═══ Data extract

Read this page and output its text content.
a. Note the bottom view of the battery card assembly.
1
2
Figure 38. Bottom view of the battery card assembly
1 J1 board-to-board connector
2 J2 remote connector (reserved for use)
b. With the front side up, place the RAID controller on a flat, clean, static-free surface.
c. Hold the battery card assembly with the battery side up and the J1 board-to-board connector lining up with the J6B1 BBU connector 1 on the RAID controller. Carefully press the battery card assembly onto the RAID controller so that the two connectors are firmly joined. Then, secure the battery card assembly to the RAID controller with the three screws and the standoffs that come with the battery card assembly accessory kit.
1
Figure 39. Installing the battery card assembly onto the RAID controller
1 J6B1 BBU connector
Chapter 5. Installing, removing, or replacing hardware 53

══════

> [Task to complete]: Extract all the material, leaving every line as it is.

> [Exercise response]:
Read this page and output its text content.
a. Note the bottom view of the battery card assembly.
1
2
Figure 38. Bottom view of the battery card assembly
1 J1 board-to-board connector
2 J2 remote connector (reserved for use)
b. With the front side up, place the RAID controller on a flat, clean, static-free surface.
c. Hold the battery card assembly with the battery side up and the J1 board-to-board connector lining up with the J6B1 BBU connector 1 on the RAID controller. Carefully press the battery card assembly onto the RAID controller so that the two connectors are firmly joined. Then, secure the battery card assembly to the RAID controller with the three screws and the standoffs that come with the battery card assembly accessory kit.
1
Figure 39. Installing the battery card assembly onto the RAID controller
1 J6B1 BBU connector
Chapter 5. Installing, removing, or replacing hardware 53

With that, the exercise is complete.